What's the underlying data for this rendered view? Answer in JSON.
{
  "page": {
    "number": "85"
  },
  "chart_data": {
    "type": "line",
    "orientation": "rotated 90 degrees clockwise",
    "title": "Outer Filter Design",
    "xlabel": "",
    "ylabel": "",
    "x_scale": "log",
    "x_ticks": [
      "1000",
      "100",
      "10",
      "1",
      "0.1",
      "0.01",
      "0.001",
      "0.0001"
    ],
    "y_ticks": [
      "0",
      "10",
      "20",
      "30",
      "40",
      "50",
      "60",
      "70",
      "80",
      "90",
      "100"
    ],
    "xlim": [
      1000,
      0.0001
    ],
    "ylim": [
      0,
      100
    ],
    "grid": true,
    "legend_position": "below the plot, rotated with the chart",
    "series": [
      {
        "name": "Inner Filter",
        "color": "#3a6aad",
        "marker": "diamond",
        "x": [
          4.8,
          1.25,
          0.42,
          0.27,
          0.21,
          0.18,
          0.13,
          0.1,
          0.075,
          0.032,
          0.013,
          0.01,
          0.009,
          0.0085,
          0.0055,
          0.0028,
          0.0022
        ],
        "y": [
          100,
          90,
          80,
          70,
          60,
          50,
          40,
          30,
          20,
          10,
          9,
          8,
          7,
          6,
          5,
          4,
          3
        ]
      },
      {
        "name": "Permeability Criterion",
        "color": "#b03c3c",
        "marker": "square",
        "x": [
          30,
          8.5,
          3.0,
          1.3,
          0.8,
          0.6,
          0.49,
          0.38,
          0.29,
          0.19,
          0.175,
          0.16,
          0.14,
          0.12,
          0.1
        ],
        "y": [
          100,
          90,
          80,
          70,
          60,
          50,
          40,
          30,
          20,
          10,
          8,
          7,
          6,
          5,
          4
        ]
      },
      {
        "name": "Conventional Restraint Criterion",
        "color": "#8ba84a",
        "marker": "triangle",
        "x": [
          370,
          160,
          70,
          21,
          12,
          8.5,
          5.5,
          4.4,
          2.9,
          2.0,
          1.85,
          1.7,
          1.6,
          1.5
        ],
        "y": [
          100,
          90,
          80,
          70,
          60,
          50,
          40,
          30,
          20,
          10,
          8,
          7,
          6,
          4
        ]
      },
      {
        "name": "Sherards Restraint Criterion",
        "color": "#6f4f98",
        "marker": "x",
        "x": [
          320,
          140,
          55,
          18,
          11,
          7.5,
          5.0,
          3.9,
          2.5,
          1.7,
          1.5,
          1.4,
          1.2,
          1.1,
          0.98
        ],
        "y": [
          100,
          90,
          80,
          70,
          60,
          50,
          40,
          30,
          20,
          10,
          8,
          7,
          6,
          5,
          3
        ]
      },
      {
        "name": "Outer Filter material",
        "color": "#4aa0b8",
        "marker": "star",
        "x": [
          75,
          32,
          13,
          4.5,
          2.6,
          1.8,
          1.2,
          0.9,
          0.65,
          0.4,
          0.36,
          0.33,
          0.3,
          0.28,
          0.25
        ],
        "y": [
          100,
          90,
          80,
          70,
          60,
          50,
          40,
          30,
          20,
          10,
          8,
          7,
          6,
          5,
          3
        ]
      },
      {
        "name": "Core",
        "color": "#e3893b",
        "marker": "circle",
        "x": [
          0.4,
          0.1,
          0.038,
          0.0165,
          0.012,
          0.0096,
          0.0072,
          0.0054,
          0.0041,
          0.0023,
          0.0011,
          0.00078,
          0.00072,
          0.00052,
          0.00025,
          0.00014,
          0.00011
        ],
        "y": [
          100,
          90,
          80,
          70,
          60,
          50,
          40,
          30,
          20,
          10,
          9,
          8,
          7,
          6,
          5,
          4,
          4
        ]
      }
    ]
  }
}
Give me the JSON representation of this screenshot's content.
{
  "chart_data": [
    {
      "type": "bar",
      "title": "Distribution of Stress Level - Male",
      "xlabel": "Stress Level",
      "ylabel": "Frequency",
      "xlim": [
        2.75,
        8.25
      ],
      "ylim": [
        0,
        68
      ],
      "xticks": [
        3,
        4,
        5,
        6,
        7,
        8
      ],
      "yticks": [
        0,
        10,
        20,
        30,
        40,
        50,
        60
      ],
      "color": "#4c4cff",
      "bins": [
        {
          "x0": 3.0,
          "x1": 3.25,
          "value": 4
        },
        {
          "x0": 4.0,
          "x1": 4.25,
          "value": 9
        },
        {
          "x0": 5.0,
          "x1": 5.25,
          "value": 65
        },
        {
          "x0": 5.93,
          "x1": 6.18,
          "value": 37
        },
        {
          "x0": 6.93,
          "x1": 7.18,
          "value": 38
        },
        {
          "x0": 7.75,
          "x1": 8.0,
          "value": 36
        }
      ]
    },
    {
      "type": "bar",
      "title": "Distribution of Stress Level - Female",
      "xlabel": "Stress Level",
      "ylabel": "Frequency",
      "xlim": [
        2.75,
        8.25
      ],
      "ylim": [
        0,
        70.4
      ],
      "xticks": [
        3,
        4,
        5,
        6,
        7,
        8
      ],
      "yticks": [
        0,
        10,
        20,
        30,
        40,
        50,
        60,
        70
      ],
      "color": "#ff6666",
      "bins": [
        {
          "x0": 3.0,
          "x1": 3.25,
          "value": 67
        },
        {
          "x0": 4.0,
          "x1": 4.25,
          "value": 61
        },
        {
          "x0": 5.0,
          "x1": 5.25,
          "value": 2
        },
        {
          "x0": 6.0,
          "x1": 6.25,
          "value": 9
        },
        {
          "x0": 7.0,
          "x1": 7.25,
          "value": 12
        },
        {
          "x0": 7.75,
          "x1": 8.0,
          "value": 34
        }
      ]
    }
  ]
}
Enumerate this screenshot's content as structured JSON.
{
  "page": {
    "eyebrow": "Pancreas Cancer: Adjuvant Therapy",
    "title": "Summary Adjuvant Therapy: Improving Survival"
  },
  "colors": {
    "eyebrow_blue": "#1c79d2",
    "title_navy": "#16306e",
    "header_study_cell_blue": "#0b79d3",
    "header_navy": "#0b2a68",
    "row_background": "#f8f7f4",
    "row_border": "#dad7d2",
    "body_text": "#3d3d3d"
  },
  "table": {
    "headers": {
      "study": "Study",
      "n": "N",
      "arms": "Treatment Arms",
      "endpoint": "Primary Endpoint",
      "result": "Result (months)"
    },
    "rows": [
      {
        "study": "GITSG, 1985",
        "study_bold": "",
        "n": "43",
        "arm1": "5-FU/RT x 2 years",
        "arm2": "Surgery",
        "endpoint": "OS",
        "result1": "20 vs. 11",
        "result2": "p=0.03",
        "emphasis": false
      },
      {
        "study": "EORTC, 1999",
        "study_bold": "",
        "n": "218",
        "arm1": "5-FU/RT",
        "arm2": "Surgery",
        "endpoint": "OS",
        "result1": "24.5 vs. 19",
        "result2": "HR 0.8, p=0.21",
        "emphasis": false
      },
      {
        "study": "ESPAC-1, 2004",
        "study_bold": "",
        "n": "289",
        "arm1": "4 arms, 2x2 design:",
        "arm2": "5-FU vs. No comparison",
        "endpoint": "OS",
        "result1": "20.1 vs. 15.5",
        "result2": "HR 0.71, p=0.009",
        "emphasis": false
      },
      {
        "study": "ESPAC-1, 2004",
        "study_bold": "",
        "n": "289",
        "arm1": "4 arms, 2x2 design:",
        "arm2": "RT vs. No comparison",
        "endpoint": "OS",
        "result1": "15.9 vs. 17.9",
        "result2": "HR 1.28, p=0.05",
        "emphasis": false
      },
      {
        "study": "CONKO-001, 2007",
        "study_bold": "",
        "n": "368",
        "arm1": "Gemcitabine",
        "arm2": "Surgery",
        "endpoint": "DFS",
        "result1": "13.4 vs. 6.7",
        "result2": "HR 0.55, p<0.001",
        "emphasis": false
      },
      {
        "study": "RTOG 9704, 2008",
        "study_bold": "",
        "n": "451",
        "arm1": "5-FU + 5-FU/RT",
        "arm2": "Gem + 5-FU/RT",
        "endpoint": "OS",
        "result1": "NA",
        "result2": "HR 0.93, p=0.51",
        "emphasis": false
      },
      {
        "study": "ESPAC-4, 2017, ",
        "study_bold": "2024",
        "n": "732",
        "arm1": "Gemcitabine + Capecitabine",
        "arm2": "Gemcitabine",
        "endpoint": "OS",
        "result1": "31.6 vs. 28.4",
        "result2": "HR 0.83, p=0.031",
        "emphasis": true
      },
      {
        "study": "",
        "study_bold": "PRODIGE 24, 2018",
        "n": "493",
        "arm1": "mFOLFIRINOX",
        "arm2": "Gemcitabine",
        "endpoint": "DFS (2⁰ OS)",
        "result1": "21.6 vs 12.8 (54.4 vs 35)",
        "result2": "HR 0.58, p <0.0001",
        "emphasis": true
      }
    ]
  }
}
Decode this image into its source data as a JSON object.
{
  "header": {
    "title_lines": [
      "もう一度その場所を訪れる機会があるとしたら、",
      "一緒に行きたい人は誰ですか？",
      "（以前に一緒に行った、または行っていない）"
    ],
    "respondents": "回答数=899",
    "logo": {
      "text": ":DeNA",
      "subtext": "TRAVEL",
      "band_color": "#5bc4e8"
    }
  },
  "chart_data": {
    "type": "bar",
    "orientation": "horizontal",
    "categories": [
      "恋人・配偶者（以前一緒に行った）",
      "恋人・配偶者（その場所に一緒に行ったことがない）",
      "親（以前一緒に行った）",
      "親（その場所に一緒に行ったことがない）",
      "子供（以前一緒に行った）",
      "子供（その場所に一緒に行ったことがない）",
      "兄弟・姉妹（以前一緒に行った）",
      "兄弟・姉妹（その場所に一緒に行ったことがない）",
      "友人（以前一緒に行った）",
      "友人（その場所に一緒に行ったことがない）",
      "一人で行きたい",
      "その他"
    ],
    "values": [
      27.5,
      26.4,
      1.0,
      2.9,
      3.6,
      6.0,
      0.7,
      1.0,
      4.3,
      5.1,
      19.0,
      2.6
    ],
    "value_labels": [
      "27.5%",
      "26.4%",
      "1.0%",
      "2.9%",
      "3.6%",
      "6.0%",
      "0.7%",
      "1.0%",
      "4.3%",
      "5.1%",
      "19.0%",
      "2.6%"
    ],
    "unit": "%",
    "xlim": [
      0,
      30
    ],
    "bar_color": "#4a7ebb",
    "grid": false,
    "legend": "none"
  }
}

--

Consider the entries above and return each line with the string "orientation".

    "orientation": "rotated 90 degrees clockwise",
    "orientation": "horizontal",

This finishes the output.